*Requirement:*
Select all lines in the records that include "body".

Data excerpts

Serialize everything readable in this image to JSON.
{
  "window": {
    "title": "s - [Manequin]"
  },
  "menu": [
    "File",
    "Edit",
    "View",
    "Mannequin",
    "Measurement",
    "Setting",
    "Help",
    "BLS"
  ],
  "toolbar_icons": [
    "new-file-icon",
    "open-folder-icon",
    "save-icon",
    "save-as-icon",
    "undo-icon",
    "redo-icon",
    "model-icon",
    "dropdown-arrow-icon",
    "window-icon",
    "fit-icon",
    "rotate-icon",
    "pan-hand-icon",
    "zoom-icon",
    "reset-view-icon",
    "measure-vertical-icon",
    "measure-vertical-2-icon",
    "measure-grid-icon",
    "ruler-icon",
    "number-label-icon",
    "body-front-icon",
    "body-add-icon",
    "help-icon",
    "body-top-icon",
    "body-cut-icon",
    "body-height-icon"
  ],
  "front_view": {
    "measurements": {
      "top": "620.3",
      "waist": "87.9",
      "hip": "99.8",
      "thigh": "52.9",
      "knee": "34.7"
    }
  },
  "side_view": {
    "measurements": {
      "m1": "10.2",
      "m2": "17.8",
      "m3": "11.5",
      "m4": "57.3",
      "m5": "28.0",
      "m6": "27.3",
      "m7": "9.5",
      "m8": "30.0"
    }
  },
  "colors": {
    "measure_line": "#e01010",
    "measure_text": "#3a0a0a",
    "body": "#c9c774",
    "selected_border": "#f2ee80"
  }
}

*Solution to the exercise:*
    "body-front-icon",
    "body-add-icon",
    "body-top-icon",
    "body-cut-icon",
    "body-height-icon"
    "body": "#c9c774",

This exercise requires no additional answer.